Task statement: What is the number of lines in the data that hold the string "placement"? Reply with that number only.

Input for this task:

▼▼▼

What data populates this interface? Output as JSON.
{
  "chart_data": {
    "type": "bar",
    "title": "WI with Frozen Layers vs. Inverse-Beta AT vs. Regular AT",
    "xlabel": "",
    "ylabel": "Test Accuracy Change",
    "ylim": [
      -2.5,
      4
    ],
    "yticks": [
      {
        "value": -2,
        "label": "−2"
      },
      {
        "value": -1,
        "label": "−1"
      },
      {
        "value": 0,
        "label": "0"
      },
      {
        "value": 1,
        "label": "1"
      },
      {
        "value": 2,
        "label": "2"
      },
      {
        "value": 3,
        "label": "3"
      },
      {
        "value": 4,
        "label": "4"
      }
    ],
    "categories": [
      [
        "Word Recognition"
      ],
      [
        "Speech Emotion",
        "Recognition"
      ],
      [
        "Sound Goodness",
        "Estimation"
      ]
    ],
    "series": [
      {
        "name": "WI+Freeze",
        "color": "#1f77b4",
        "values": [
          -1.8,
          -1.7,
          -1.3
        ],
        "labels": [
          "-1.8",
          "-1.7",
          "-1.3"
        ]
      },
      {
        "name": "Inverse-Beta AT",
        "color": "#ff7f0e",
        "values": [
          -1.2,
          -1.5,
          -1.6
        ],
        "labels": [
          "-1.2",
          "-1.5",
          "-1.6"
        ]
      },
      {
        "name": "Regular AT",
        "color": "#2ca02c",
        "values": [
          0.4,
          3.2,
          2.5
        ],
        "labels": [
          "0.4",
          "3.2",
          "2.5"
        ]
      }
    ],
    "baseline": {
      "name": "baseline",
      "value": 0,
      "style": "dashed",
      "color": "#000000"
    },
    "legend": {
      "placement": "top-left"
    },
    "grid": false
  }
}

▲▲▲
▼▼▼

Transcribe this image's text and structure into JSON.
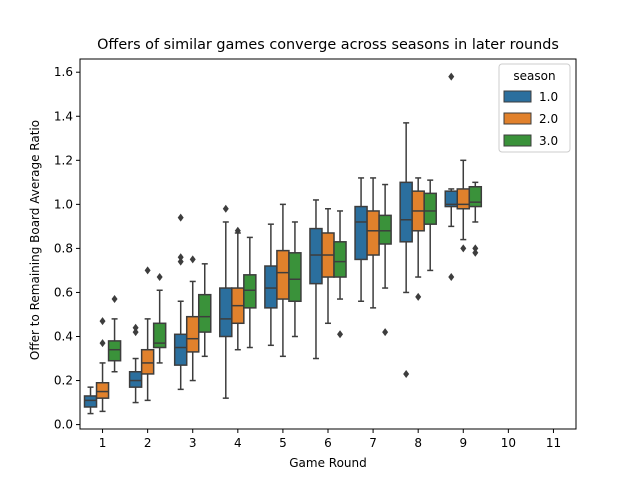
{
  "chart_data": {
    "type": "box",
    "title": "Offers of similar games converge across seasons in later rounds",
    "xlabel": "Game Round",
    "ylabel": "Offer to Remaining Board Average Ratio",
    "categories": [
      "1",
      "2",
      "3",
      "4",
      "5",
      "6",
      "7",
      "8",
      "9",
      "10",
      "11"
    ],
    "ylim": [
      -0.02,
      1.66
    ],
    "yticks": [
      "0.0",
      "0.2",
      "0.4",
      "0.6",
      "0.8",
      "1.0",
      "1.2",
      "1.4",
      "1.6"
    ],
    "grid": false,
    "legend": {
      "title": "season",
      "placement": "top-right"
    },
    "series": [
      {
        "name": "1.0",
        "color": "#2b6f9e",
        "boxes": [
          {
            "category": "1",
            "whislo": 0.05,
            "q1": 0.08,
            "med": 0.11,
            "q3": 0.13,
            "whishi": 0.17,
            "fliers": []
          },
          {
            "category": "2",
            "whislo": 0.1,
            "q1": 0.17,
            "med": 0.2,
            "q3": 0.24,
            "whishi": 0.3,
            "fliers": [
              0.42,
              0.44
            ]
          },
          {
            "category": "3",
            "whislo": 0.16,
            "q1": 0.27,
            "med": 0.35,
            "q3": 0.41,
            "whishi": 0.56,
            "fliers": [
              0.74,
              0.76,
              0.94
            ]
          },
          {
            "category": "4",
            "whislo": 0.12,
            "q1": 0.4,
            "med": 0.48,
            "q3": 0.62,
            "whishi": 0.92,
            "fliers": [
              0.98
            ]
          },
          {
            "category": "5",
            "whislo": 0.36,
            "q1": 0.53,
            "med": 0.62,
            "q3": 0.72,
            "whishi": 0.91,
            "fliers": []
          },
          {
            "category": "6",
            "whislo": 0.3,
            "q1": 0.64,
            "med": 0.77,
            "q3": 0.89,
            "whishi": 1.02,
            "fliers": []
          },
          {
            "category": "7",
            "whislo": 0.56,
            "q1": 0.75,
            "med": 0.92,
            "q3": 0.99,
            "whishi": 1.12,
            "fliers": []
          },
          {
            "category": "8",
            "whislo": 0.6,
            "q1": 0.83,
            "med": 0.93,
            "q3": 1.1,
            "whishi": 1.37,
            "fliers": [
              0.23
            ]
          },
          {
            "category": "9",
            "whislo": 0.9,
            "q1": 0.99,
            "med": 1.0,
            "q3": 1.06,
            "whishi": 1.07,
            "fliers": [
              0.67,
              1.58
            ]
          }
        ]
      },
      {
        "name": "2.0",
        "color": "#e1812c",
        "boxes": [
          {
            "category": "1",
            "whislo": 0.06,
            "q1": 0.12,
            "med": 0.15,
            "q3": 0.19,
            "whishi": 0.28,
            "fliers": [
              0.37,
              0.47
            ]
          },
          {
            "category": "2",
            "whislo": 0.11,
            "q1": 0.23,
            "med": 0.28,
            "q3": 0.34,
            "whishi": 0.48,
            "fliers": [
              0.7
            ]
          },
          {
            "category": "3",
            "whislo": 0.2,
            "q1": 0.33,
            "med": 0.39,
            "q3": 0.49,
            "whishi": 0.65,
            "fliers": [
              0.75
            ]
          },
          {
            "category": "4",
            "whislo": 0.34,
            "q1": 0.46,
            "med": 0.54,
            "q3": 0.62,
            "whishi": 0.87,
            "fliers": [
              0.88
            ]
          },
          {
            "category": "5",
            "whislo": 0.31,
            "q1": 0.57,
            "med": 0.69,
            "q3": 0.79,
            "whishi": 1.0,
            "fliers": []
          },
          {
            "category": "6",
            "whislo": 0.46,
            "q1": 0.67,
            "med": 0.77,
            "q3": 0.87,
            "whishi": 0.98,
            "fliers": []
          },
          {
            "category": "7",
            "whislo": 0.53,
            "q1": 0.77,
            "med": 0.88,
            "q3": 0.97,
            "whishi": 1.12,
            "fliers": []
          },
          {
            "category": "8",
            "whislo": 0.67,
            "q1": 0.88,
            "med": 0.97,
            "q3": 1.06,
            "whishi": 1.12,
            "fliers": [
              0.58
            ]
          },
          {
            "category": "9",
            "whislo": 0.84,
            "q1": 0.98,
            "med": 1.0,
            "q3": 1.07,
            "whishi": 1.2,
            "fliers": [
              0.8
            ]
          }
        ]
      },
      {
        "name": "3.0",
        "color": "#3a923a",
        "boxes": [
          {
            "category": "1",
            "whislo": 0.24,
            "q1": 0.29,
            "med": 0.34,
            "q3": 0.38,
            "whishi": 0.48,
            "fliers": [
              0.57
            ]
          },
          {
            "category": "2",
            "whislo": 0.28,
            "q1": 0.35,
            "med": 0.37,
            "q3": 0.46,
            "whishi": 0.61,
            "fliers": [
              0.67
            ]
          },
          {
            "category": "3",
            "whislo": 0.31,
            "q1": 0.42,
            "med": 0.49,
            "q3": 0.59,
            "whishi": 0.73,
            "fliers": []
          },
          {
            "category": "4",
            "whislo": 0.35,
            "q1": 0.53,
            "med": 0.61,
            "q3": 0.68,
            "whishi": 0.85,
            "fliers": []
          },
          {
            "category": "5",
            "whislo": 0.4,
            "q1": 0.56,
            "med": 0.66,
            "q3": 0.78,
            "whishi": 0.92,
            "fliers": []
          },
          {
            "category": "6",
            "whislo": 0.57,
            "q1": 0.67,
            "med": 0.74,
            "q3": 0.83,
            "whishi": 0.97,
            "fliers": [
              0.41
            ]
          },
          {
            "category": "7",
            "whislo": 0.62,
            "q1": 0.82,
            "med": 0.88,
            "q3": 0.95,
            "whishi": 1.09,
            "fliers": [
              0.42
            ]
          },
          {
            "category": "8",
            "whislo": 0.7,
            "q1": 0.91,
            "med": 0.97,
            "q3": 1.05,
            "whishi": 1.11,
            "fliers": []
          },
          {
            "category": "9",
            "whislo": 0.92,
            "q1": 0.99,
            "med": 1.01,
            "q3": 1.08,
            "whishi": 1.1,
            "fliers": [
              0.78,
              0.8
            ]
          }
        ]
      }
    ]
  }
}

▲▲▲
▼▼▼

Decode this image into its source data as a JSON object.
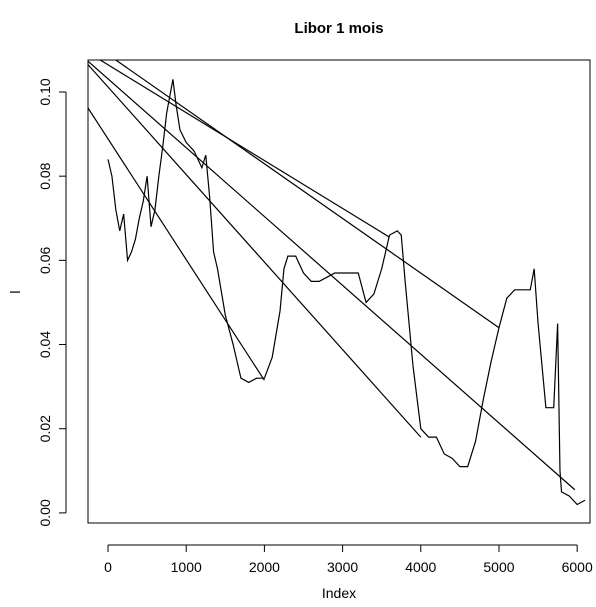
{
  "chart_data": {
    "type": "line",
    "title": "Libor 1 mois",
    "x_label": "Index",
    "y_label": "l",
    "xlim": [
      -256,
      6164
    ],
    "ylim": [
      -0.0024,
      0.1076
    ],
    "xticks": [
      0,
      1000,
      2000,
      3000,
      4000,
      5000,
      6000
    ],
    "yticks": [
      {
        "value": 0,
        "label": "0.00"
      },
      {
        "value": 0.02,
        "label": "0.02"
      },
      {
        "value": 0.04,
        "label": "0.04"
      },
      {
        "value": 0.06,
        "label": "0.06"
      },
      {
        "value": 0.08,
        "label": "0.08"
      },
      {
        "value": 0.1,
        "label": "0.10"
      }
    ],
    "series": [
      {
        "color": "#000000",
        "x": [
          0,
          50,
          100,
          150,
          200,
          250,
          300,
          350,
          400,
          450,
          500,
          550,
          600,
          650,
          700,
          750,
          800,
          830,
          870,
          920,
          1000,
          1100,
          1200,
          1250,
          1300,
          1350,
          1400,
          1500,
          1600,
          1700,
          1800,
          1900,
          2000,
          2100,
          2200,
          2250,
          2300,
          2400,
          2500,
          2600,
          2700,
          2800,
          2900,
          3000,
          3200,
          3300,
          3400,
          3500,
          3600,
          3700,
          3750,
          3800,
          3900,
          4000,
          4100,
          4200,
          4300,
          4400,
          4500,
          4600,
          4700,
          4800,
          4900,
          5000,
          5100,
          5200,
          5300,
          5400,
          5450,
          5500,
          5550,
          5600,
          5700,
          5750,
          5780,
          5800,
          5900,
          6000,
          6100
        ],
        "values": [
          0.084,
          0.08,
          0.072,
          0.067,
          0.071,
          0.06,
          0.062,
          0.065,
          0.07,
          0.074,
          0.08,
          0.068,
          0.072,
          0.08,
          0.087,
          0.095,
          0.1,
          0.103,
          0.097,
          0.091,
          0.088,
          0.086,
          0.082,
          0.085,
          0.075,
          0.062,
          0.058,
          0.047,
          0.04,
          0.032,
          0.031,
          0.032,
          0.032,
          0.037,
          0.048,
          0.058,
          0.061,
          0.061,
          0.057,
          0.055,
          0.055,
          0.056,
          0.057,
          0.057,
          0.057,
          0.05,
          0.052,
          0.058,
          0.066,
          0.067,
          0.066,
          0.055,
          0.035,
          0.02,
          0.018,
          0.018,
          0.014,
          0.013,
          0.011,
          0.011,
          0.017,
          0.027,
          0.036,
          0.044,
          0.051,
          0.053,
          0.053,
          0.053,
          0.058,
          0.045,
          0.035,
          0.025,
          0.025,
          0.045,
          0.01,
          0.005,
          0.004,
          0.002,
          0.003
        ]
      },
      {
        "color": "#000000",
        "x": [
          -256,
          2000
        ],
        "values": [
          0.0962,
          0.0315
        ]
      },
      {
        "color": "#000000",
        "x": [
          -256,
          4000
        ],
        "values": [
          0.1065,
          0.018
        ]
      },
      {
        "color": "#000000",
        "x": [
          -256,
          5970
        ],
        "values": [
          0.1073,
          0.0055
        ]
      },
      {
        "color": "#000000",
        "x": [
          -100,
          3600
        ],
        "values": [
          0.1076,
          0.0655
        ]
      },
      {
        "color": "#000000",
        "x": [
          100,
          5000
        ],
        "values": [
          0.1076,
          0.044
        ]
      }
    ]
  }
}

▲▲▲

Final result: 2